◆ Stated exercise ◆
Return the whole listing exactly as it stands.

— start Entries shown —

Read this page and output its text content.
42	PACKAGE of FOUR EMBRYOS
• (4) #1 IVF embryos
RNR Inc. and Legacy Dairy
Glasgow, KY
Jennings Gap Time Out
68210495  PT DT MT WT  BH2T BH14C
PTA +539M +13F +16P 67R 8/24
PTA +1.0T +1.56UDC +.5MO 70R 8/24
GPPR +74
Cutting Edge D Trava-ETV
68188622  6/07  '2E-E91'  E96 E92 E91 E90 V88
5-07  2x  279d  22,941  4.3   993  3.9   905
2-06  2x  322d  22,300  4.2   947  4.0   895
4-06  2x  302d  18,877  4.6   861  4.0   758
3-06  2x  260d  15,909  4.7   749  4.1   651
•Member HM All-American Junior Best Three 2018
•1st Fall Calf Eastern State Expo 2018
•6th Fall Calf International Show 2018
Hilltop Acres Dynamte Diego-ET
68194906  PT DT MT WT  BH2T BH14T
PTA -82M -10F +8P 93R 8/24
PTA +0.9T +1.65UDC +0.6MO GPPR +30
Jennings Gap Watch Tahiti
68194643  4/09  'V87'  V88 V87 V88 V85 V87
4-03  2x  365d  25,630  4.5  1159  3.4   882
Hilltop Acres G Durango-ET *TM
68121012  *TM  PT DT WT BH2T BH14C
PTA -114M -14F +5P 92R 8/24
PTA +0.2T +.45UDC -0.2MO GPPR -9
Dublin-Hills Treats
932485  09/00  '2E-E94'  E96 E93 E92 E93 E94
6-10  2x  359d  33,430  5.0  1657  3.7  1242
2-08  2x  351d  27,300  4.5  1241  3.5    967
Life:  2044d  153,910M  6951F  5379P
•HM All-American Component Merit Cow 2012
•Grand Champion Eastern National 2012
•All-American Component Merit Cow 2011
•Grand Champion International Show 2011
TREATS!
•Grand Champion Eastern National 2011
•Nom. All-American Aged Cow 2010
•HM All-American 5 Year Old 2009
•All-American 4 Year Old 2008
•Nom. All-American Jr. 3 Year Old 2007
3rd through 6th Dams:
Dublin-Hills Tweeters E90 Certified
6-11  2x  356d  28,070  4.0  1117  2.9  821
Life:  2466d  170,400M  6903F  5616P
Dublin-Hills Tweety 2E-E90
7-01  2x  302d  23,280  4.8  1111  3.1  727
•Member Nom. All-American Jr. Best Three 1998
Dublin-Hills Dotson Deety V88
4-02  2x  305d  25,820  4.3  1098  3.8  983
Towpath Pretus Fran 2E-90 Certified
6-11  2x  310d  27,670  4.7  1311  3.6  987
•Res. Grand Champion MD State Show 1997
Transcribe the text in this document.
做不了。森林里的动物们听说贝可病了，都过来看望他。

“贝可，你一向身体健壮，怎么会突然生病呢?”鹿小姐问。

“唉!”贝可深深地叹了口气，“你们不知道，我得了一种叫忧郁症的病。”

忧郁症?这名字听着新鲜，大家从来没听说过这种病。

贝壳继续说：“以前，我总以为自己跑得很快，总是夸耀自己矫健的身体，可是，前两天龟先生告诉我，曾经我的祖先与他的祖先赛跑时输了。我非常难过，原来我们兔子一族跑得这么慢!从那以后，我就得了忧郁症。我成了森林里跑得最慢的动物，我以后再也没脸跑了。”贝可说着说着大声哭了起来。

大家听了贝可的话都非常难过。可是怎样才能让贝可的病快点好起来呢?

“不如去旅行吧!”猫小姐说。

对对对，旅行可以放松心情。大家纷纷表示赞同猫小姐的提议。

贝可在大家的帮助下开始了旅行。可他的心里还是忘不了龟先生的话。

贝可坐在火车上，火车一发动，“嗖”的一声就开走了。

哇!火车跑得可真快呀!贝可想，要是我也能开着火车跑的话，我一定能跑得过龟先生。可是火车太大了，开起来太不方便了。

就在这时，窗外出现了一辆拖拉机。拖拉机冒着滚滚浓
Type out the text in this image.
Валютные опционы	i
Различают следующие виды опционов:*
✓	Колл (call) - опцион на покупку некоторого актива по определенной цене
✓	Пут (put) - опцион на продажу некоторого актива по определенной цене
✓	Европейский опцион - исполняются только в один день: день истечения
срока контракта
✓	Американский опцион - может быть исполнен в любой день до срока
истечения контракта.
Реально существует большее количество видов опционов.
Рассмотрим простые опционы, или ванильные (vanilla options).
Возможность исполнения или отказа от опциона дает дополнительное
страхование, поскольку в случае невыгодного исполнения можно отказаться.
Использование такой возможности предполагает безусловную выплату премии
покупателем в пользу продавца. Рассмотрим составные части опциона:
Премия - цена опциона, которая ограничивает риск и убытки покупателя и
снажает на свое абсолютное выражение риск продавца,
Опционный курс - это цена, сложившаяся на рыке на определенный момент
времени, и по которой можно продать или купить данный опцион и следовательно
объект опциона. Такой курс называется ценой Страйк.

— end Entries shown —

◆ Reply to the exercise ◆
Read this page and output its text content.
42	PACKAGE of FOUR EMBRYOS
• (4) #1 IVF embryos
RNR Inc. and Legacy Dairy
Glasgow, KY
Jennings Gap Time Out
68210495  PT DT MT WT  BH2T BH14C
PTA +539M +13F +16P 67R 8/24
PTA +1.0T +1.56UDC +.5MO 70R 8/24
GPPR +74
Cutting Edge D Trava-ETV
68188622  6/07  '2E-E91'  E96 E92 E91 E90 V88
5-07  2x  279d  22,941  4.3   993  3.9   905
2-06  2x  322d  22,300  4.2   947  4.0   895
4-06  2x  302d  18,877  4.6   861  4.0   758
3-06  2x  260d  15,909  4.7   749  4.1   651
•Member HM All-American Junior Best Three 2018
•1st Fall Calf Eastern State Expo 2018
•6th Fall Calf International Show 2018
Hilltop Acres Dynamte Diego-ET
68194906  PT DT MT WT  BH2T BH14T
PTA -82M -10F +8P 93R 8/24
PTA +0.9T +1.65UDC +0.6MO GPPR +30
Jennings Gap Watch Tahiti
68194643  4/09  'V87'  V88 V87 V88 V85 V87
4-03  2x  365d  25,630  4.5  1159  3.4   882
Hilltop Acres G Durango-ET *TM
68121012  *TM  PT DT WT BH2T BH14C
PTA -114M -14F +5P 92R 8/24
PTA +0.2T +.45UDC -0.2MO GPPR -9
Dublin-Hills Treats
932485  09/00  '2E-E94'  E96 E93 E92 E93 E94
6-10  2x  359d  33,430  5.0  1657  3.7  1242
2-08  2x  351d  27,300  4.5  1241  3.5    967
Life:  2044d  153,910M  6951F  5379P
•HM All-American Component Merit Cow 2012
•Grand Champion Eastern National 2012
•All-American Component Merit Cow 2011
•Grand Champion International Show 2011
TREATS!
•Grand Champion Eastern National 2011
•Nom. All-American Aged Cow 2010
•HM All-American 5 Year Old 2009
•All-American 4 Year Old 2008
•Nom. All-American Jr. 3 Year Old 2007
3rd through 6th Dams:
Dublin-Hills Tweeters E90 Certified
6-11  2x  356d  28,070  4.0  1117  2.9  821
Life:  2466d  170,400M  6903F  5616P
Dublin-Hills Tweety 2E-E90
7-01  2x  302d  23,280  4.8  1111  3.1  727
•Member Nom. All-American Jr. Best Three 1998
Dublin-Hills Dotson Deety V88
4-02  2x  305d  25,820  4.3  1098  3.8  983
Towpath Pretus Fran 2E-90 Certified
6-11  2x  310d  27,670  4.7  1311  3.6  987
•Res. Grand Champion MD State Show 1997
Transcribe the text in this document.
做不了。森林里的动物们听说贝可病了，都过来看望他。

“贝可，你一向身体健壮，怎么会突然生病呢?”鹿小姐问。

“唉!”贝可深深地叹了口气，“你们不知道，我得了一种叫忧郁症的病。”

忧郁症?这名字听着新鲜，大家从来没听说过这种病。

贝壳继续说：“以前，我总以为自己跑得很快，总是夸耀自己矫健的身体，可是，前两天龟先生告诉我，曾经我的祖先与他的祖先赛跑时输了。我非常难过，原来我们兔子一族跑得这么慢!从那以后，我就得了忧郁症。我成了森林里跑得最慢的动物，我以后再也没脸跑了。”贝可说着说着大声哭了起来。

大家听了贝可的话都非常难过。可是怎样才能让贝可的病快点好起来呢?

“不如去旅行吧!”猫小姐说。

对对对，旅行可以放松心情。大家纷纷表示赞同猫小姐的提议。

贝可在大家的帮助下开始了旅行。可他的心里还是忘不了龟先生的话。

贝可坐在火车上，火车一发动，“嗖”的一声就开走了。

哇!火车跑得可真快呀!贝可想，要是我也能开着火车跑的话，我一定能跑得过龟先生。可是火车太大了，开起来太不方便了。

就在这时，窗外出现了一辆拖拉机。拖拉机冒着滚滚浓
Type out the text in this image.
Валютные опционы	i
Различают следующие виды опционов:*
✓	Колл (call) - опцион на покупку некоторого актива по определенной цене
✓	Пут (put) - опцион на продажу некоторого актива по определенной цене
✓	Европейский опцион - исполняются только в один день: день истечения
срока контракта
✓	Американский опцион - может быть исполнен в любой день до срока
истечения контракта.
Реально существует большее количество видов опционов.
Рассмотрим простые опционы, или ванильные (vanilla options).
Возможность исполнения или отказа от опциона дает дополнительное
страхование, поскольку в случае невыгодного исполнения можно отказаться.
Использование такой возможности предполагает безусловную выплату премии
покупателем в пользу продавца. Рассмотрим составные части опциона:
Премия - цена опциона, которая ограничивает риск и убытки покупателя и
снажает на свое абсолютное выражение риск продавца,
Опционный курс - это цена, сложившаяся на рыке на определенный момент
времени, и по которой можно продать или купить данный опцион и следовательно
объект опциона. Такой курс называется ценой Страйк.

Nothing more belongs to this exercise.